[Data entries for graphics]
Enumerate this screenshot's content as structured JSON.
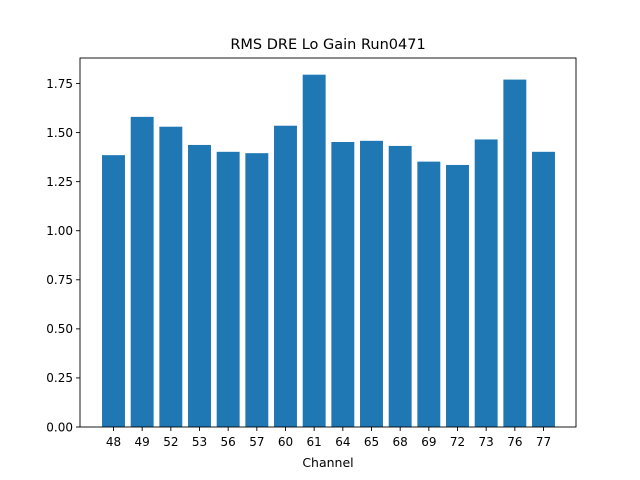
{
  "chart_data": {
    "type": "bar",
    "title": "RMS DRE Lo Gain Run0471",
    "xlabel": "Channel",
    "ylabel": "",
    "categories": [
      "48",
      "49",
      "52",
      "53",
      "56",
      "57",
      "60",
      "61",
      "64",
      "65",
      "68",
      "69",
      "72",
      "73",
      "76",
      "77"
    ],
    "values": [
      1.385,
      1.58,
      1.53,
      1.437,
      1.402,
      1.395,
      1.535,
      1.795,
      1.452,
      1.458,
      1.432,
      1.352,
      1.335,
      1.465,
      1.77,
      1.402
    ],
    "ylim": [
      0,
      1.88
    ],
    "yticks": [
      "0.00",
      "0.25",
      "0.50",
      "0.75",
      "1.00",
      "1.25",
      "1.50",
      "1.75"
    ],
    "bar_color": "#1f77b4",
    "grid": false,
    "legend": "none"
  }
}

WHAT TO WORK ON
Transcribe every line in the entries above, taking out only the images.

EXERCISE OUTPUT
Enumerate this screenshot's content as structured JSON.
{
  "chart_data": {
    "type": "bar",
    "title": "RMS DRE Lo Gain Run0471",
    "xlabel": "Channel",
    "ylabel": "",
    "categories": [
      "48",
      "49",
      "52",
      "53",
      "56",
      "57",
      "60",
      "61",
      "64",
      "65",
      "68",
      "69",
      "72",
      "73",
      "76",
      "77"
    ],
    "values": [
      1.385,
      1.58,
      1.53,
      1.437,
      1.402,
      1.395,
      1.535,
      1.795,
      1.452,
      1.458,
      1.432,
      1.352,
      1.335,
      1.465,
      1.77,
      1.402
    ],
    "ylim": [
      0,
      1.88
    ],
    "yticks": [
      "0.00",
      "0.25",
      "0.50",
      "0.75",
      "1.00",
      "1.25",
      "1.50",
      "1.75"
    ],
    "bar_color": "#1f77b4",
    "grid": false,
    "legend": "none"
  }
}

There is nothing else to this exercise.